=== WHAT THE TASK ASKS ===
In how many lines does the string "Orientation" appear? Answer with the number only.

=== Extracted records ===
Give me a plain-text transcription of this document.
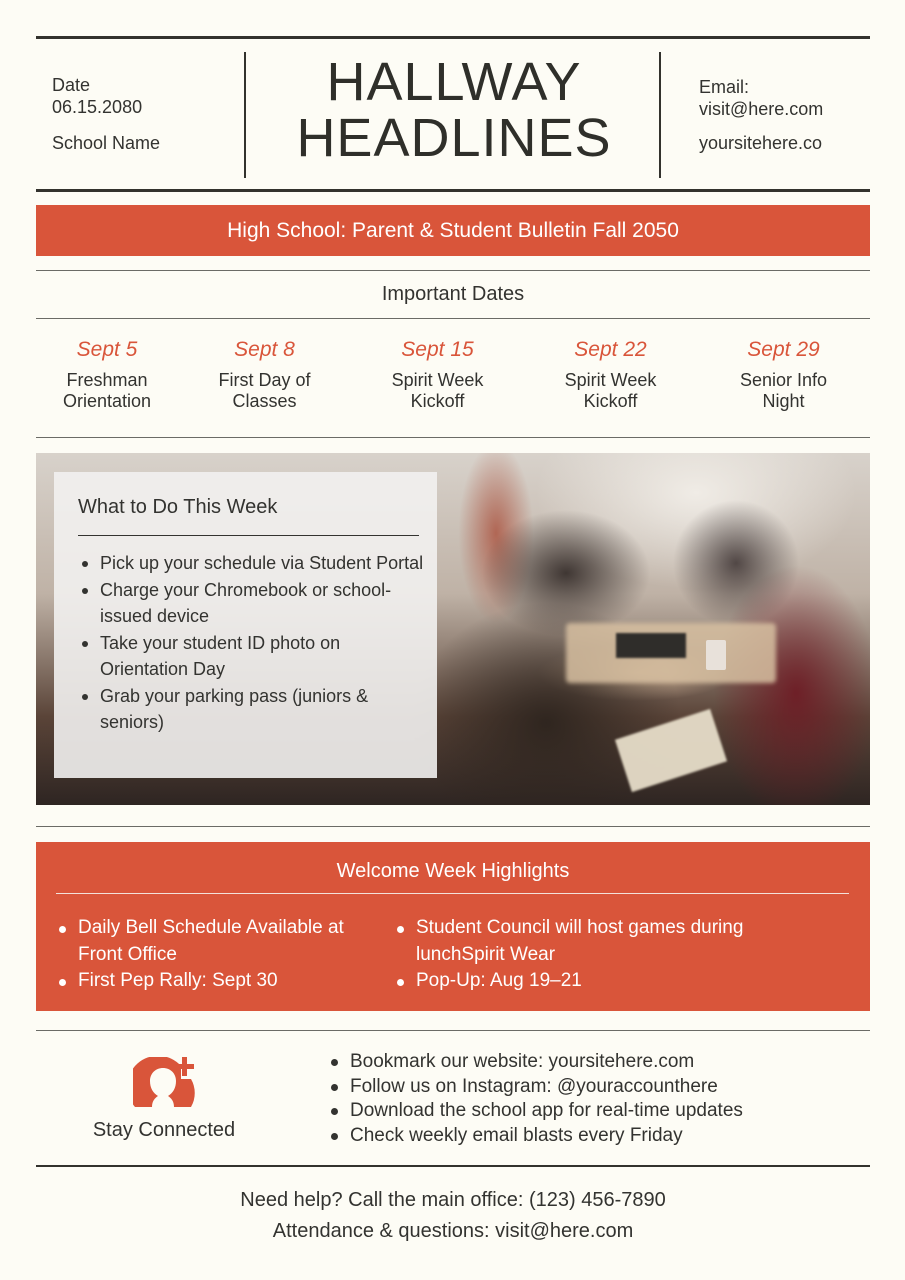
Date
06.15.2080
School Name
HALLWAY
HEADLINES
Email:
visit@here.com
yoursitehere.co
High School: Parent & Student Bulletin Fall 2050
Important Dates
Sept 5
Freshman
Orientation
Sept 8
First Day of
Classes
Sept 15
Spirit Week
Kickoff
Sept 22
Spirit Week
Kickoff
Sept 29
Senior Info
Night
What to Do This Week
Pick up your schedule via Student Portal
Charge your Chromebook or school-issued device
Take your student ID photo on Orientation Day
Grab your parking pass (juniors & seniors)
Welcome Week Highlights
Daily Bell Schedule Available at Front Office
First Pep Rally: Sept 30
Student Council will host games during lunchSpirit Wear
Pop-Up: Aug 19–21
Stay Connected
Bookmark our website: yoursitehere.com
Follow us on Instagram: @youraccounthere
Download the school app for real-time updates
Check weekly email blasts every Friday
Need help? Call the main office: (123) 456-7890
Attendance & questions: visit@here.com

=== COMPLETED EXERCISE ===
2